_EXTRACTED INFORMATION_.
☆ ☆ ☆ ☆
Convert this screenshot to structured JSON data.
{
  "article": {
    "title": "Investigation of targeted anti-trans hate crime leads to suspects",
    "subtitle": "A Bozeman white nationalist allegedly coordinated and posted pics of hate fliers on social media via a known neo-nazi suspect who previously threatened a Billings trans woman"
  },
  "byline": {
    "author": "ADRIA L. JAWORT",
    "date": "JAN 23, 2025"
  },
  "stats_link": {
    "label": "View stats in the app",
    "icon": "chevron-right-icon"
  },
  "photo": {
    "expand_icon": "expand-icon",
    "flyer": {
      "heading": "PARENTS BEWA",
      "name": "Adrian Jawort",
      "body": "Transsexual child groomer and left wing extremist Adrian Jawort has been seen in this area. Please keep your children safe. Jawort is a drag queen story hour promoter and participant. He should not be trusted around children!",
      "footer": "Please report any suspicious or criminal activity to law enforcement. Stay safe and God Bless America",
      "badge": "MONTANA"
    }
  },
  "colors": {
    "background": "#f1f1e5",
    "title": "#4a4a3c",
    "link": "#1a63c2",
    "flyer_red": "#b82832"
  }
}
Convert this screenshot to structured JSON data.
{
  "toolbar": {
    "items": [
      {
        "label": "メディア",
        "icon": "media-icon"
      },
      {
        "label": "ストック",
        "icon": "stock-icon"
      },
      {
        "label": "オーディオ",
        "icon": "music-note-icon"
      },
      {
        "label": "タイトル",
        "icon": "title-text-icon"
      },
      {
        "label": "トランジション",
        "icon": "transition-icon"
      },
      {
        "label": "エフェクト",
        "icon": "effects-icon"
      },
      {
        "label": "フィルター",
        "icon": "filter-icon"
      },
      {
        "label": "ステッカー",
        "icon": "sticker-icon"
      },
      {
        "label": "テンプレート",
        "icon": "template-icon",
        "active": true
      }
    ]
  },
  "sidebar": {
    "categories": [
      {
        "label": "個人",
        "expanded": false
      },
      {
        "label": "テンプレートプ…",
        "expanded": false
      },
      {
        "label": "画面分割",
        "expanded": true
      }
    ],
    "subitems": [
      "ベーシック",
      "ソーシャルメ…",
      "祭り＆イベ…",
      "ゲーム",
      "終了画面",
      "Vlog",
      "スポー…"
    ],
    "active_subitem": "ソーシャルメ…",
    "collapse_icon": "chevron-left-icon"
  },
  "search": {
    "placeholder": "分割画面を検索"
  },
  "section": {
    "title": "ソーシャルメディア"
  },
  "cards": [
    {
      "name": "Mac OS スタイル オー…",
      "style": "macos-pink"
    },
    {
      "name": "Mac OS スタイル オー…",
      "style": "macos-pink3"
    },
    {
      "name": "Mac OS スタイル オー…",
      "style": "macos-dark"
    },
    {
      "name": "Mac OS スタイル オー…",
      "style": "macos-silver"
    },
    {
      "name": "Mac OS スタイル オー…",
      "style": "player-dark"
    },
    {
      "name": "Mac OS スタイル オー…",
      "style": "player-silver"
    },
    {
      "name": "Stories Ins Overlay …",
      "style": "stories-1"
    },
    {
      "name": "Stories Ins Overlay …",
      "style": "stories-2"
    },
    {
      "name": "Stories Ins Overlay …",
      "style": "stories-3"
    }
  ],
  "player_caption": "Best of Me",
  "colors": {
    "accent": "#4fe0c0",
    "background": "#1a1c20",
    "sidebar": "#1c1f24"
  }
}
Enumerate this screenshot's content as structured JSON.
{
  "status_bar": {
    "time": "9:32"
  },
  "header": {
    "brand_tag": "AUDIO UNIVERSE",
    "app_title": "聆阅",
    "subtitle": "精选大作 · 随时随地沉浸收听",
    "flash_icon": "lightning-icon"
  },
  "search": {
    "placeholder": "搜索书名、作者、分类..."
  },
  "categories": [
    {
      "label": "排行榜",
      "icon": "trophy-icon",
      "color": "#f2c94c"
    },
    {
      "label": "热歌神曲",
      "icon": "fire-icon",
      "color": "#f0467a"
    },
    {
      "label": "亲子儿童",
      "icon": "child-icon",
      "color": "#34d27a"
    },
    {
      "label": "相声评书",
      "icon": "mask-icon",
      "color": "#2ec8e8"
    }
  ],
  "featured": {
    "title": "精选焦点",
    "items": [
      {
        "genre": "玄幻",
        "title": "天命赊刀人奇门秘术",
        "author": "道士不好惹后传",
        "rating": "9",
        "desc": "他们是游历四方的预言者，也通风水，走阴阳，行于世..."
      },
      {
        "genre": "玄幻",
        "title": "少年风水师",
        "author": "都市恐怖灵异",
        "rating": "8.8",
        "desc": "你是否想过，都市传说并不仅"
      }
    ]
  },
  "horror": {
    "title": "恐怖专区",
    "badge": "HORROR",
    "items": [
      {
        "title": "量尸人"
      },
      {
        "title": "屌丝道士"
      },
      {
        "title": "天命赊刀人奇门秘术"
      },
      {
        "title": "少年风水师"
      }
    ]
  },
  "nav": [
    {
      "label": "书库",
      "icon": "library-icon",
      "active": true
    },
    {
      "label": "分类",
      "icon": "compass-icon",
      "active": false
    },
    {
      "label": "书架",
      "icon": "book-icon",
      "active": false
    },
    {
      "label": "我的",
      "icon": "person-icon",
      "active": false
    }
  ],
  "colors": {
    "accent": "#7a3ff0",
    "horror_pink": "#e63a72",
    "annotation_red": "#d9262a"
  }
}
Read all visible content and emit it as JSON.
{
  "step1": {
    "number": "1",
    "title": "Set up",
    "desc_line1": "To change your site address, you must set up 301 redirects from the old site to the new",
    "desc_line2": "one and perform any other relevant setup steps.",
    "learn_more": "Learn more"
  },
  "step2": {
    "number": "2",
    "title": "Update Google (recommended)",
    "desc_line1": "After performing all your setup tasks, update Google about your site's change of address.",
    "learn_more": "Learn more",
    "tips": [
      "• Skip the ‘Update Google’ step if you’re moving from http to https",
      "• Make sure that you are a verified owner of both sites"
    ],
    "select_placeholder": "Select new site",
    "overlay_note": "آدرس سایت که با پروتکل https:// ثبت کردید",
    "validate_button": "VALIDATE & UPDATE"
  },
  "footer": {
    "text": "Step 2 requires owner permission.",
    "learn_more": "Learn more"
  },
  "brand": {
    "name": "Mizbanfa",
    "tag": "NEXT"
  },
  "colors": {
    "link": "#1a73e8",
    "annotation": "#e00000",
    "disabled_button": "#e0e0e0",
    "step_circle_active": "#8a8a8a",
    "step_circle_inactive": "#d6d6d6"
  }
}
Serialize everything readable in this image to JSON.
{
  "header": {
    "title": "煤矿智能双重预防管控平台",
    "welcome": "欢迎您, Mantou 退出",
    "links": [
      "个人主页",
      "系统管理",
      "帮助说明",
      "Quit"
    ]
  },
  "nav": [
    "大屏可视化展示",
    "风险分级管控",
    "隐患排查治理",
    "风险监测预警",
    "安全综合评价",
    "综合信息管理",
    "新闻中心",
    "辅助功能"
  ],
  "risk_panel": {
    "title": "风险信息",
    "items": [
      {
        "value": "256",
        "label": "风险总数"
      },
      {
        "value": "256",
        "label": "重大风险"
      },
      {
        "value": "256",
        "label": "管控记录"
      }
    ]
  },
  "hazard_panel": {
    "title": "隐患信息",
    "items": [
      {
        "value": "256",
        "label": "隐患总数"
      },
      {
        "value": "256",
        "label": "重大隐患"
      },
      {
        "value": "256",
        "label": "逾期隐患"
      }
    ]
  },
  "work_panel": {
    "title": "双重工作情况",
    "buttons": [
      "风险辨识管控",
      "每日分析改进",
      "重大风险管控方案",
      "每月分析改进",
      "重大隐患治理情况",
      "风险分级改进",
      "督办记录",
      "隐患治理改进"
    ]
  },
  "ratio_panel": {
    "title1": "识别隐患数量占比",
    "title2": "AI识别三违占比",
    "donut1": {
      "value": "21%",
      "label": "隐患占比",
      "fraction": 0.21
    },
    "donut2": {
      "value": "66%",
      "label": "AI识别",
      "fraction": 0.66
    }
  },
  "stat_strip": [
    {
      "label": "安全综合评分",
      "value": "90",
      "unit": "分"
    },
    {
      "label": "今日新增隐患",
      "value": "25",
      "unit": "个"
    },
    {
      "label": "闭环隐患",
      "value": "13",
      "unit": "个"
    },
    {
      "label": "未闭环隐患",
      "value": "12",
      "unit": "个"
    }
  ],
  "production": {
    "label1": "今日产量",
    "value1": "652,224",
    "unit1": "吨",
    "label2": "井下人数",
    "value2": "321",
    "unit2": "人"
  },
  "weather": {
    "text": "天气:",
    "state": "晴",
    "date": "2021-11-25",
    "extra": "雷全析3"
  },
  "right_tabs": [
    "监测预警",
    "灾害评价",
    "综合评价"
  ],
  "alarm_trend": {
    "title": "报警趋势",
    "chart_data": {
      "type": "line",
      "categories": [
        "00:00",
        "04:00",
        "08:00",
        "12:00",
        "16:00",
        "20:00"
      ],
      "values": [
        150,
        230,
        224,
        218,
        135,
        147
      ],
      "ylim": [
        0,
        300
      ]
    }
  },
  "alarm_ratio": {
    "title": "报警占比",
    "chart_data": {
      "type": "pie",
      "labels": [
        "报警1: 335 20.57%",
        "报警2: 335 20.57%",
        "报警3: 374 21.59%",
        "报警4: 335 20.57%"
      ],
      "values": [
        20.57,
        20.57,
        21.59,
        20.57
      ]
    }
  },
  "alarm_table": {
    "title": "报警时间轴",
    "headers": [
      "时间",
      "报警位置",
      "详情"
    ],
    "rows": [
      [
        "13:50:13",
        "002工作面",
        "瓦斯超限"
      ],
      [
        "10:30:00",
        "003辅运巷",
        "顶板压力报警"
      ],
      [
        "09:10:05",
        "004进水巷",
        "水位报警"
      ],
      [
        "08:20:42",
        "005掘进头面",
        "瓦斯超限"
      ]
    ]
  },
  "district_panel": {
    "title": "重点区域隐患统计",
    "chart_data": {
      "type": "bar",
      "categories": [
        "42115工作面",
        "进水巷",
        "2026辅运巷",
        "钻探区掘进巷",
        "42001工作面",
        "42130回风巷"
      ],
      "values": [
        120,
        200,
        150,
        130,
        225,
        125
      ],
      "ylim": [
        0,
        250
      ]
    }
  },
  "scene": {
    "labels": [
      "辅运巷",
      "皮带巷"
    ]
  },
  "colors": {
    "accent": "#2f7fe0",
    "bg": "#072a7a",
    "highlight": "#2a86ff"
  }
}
☆ ☆ ☆ ☆
_SHORT PROBLEM_.
Copy all lines above containing the string "child".

_SOLUTION FOR THIS PROBLEM_.
      "body": "Transsexual child groomer and left wing extremist Adrian Jawort has been seen in this area. Please keep your children safe. Jawort is a drag queen story hour promoter and participant. He should not be trusted around children!",
      "icon": "child-icon",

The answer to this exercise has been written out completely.